When does “artificial” stop being so?

File photo : Aitana Lopez

Many months are still to go for 2024, but perhaps the understatement of the year should go to the one made by Elon Musk, who has predicted a few days ago that Artificial Intelligence (AI) will be smarter than any human by the end of next year.

The Tesla CEO and X owner, who is a curious mixture of AI proponent and AI alarmist, has apparently discarded the fact that, for so long now, no human has been able to calculate faster than a simple calculator that anyone would throw into a trash can nowadays, and that a supercomputer can win a chess match against any world champion.

In short, AI is “already” smarter than any human. We just don’t realise it yet or we simply refuse to accept the proud fact that human beings are the only species known to have created something smarter than themselves.

The “next year” prediction more or less envisages AI in some kind of definite shape, form or network, not in an omnipresent state like electricity, which is disappearing into walls or underground.

Once in a while people get excited by AI-generated “deepfakes”, superfast “chatbots”, or writing or translation marvels, but that is just the greatest trick AI has ever pulled.

It’s a lot more than that. AI makes people afraid of big advances while at the same time unable to live without small, relatively-unnoticeable developments added into new mobile phones or other devices every day.

It doesn’t matter if we are anxious, astounded, enthusiastic or downright fearful. It’s inevitable. Computers’ computing power doubles every 18 months according to scientists’ estimates made many years back. (Meaning the doubling rate can be considerably faster now.)

The most-informed technological experts have been more or less wrong about the speed of advancement, with almost every single one of them underestimating how quickly technology will move forward.

Thai-created AI beat chess players at www.playok.com for fun with stunning moves that few human beings could have anticipated.

This is despite the belief that there could be more possible variations of chess games than there are atoms in the observable universe.

Renowned physicist Michio Kaku years ago said that a “singing card”, which would sing “Happy Birthday to You” to the recipient, contained a computer chip more powerful than the whole World War II allied forces’ computing powers combined.

“Hitler and Eisenhower would kill to have that chip,” he said. “What do we do with the chip now? We throw it into the dustbin.”

Jules Verne, the most scientifically-imaginative author of his time and was even considered the father of science fictions, once said basically that it would take only “weeks” to travel across America by something that floated in the air.

The moral of the above comments is simply that nobody has a clue of what has been transpiring.

Not even Musk. He seemed to base his prediction on human competition, like between the United States and China or between his tech empire and OpenAI.

But his own forecast seems to render the human competition irrelevant. To put it into perspective, do men ever worry about smart dogs?

(Items from a dataset)
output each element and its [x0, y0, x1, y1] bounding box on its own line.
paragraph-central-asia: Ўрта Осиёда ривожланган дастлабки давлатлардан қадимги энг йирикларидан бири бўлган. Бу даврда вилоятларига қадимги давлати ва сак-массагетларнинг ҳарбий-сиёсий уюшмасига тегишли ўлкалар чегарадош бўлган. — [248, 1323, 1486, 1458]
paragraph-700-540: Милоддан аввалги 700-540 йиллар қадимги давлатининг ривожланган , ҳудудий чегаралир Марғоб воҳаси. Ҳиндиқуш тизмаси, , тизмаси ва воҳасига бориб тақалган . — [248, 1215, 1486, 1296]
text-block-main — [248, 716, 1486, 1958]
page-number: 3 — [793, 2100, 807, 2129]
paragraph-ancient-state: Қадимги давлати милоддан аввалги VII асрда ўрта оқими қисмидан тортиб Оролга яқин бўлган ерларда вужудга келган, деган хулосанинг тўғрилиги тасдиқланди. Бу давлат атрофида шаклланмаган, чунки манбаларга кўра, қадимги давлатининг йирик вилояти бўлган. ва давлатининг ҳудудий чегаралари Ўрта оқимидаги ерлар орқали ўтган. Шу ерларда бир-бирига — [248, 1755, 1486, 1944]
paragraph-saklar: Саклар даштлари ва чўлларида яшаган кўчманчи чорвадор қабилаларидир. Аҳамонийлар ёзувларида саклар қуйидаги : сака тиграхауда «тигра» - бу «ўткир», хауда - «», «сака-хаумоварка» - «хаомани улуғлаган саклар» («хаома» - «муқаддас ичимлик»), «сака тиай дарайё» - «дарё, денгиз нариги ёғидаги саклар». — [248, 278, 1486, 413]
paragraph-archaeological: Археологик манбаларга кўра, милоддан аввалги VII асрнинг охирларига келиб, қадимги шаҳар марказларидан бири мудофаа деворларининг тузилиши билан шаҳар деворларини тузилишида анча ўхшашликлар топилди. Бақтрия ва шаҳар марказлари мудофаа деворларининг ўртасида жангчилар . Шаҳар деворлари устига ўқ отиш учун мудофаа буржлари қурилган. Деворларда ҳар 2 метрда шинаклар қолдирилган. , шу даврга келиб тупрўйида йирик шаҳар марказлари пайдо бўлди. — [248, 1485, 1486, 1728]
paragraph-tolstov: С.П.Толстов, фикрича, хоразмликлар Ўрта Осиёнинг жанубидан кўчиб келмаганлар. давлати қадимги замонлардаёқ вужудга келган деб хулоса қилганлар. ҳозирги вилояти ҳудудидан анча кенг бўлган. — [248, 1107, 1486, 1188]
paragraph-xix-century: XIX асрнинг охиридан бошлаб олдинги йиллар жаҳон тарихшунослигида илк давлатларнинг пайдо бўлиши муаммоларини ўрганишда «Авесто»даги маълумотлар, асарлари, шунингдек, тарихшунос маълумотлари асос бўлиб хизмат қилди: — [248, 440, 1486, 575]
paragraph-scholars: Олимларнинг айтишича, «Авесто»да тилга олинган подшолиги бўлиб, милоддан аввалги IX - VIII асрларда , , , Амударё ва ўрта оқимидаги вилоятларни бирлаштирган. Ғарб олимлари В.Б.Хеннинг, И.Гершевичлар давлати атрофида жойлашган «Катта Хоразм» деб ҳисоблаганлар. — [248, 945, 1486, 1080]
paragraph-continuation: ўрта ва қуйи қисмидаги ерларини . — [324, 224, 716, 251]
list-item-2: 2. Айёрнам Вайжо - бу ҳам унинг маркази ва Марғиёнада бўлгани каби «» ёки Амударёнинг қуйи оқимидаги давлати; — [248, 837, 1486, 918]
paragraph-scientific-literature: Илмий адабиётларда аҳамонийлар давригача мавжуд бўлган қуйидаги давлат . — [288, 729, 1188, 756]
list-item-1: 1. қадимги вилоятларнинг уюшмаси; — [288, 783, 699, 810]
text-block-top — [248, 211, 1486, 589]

Work instruction A. In the article on artificial intelligence, how often does computing power double according to scientists' estimates made many years back?
Work instruction B. Go on with the article on artificial intelligence from the point where it stops.

Response A. Every 18 months.

Response B.
If Musk is right, or if he’s predicting something that already has happened, we are dogs in AI’s eyes, and it does not matter what we do.

As long as the world remains divided politically and everyone is competing economically, AI evolution will continue to be fast and furious. Phone makers will seek to ensure that their products are smarter than their rivals’.

The same goes for the producers of other devices, or vehicles, or weapons. Every status quo feeds the unbelievably-speedy development.

The Clueless, a Barcelona-based company, has created Aitana Lopez who has more than 300,000 Instagram followers although she’s not real. She (or it) is part of a mission to redefine the world of influencers, now dominated by human beings who have been using AI with wild abandon.

What a project manager said about the Aitana phenomenon might have escaped most people’s attention.

“Virtual models, being digital, present a more economical alternative,” she explained a few days ago, while pointing out the “rising costs” associated with human influencers.

Smartness shall not be quantified. That human beings still “control” a lot of things shall never be taken to mean that AI is still not smarter. AI may just try to make us believe, for its own good, that we are still in charge.

There is one theory, though, that can upend all of the above.

Are we AI ourselves? The fact that we humans can cry, or love, or feel pain, does nothing to the possibility that we are actually a higher form of what we are in awe of.

This seemingly-spiritual theory has it that human beings may be something generated by highly-advanced AI.

In other words, AI actually gave birth to itself by creating human beings first, programming them to evolve in a way that they would one day create something so smart that it would eliminate impossibilities one by one and get smarter and smarter in the process.

It sounds like a science-fiction time-travelling loop, and many, particularly the advocates of mainstream religions, will frown at this, but don’t count the theory out completely. As they say, any sufficiently-advanced technology is indistinguishable from divinity.